>> begin

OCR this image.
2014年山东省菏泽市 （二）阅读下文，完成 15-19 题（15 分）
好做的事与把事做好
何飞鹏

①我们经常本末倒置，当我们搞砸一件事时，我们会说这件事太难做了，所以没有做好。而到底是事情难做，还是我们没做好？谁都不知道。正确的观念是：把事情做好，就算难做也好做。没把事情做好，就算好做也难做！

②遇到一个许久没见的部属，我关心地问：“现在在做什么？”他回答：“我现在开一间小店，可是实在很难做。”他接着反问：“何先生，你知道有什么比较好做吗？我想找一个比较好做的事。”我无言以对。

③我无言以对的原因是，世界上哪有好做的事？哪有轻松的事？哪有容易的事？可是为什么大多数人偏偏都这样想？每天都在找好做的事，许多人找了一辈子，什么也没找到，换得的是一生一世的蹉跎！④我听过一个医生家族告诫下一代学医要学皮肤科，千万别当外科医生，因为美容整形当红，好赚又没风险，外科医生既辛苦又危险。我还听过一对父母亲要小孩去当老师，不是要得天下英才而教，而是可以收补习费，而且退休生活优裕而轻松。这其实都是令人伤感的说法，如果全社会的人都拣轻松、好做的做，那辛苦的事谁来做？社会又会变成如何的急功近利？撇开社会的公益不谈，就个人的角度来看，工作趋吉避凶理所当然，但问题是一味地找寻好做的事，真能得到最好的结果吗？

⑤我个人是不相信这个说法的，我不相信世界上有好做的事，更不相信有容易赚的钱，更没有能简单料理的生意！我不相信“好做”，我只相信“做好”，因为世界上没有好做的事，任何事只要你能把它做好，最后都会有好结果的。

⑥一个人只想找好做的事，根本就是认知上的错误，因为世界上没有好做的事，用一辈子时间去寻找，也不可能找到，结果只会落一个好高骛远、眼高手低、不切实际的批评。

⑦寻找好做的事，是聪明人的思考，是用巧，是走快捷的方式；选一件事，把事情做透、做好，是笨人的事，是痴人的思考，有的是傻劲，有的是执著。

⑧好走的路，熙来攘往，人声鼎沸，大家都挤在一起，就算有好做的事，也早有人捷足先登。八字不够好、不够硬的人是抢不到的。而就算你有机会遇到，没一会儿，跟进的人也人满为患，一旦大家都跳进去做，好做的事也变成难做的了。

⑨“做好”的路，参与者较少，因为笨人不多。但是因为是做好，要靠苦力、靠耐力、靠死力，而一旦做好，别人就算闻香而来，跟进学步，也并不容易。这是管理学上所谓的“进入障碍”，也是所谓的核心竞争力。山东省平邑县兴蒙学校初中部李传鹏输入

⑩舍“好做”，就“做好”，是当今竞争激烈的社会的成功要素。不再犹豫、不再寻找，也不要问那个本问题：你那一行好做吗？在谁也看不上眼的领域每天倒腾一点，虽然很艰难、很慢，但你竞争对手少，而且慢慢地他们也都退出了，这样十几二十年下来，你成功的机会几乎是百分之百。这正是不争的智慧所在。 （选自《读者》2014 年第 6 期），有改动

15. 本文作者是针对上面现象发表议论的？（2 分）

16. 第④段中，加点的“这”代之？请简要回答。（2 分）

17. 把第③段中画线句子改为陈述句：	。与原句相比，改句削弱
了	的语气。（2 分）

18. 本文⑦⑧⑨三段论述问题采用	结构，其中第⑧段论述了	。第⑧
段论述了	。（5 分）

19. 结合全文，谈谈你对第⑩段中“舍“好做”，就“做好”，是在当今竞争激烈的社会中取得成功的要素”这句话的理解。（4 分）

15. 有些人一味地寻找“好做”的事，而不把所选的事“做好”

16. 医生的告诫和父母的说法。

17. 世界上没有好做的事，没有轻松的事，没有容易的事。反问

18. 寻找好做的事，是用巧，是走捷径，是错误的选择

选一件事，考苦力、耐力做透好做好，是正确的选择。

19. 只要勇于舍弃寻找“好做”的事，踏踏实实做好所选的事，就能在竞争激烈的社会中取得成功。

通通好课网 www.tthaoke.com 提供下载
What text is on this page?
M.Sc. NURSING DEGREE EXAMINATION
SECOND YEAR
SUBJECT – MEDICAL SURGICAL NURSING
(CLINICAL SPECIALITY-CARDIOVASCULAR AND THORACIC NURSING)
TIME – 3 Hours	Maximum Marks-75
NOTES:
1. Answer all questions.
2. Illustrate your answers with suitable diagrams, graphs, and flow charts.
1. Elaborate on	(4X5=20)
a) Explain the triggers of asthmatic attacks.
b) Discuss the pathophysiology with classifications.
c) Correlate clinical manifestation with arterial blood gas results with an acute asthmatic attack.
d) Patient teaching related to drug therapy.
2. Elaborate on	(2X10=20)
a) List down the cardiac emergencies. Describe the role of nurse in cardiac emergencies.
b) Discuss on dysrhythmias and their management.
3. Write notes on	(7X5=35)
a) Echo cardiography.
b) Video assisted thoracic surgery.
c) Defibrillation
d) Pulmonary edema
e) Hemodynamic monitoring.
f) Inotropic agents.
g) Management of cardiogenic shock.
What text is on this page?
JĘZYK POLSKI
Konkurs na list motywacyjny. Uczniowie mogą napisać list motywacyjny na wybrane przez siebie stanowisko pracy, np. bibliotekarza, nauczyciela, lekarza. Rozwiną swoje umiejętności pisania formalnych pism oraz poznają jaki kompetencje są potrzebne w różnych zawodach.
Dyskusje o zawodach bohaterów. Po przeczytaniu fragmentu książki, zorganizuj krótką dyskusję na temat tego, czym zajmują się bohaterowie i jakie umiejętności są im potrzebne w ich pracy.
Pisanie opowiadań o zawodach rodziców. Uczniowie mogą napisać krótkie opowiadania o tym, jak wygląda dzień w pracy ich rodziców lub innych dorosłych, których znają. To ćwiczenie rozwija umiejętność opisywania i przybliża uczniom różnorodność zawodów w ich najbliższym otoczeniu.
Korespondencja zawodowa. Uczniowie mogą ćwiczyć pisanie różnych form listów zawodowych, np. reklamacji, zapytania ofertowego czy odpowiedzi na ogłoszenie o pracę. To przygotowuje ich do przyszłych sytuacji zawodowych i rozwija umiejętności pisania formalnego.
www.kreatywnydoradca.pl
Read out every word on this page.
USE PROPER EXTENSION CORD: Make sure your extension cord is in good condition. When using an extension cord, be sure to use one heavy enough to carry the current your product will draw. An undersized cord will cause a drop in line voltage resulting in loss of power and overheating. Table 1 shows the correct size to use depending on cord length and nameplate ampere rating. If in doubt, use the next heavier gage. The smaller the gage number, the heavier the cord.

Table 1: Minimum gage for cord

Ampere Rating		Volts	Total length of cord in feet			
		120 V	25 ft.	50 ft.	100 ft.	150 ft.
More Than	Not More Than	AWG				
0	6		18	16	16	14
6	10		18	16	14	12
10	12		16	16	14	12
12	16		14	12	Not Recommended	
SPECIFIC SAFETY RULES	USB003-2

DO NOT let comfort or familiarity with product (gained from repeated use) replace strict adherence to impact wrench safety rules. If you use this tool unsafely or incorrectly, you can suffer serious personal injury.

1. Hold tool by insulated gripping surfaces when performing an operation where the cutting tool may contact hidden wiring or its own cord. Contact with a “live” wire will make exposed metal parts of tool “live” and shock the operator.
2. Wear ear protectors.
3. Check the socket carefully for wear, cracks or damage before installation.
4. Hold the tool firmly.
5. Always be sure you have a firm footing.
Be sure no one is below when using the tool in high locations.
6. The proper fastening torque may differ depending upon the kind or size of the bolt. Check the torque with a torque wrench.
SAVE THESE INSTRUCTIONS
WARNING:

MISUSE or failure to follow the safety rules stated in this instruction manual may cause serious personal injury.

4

>> end

WORK TO COMPLETE: Show all lines from the listing above in which "wrench" appears.

ANSWER TO THIS PROBLEM:
DO NOT let comfort or familiarity with product (gained from repeated use) replace strict adherence to impact wrench safety rules. If you use this tool unsafely or incorrectly, you can suffer serious personal injury.
6. The proper fastening torque may differ depending upon the kind or size of the bolt. Check the torque with a torque wrench.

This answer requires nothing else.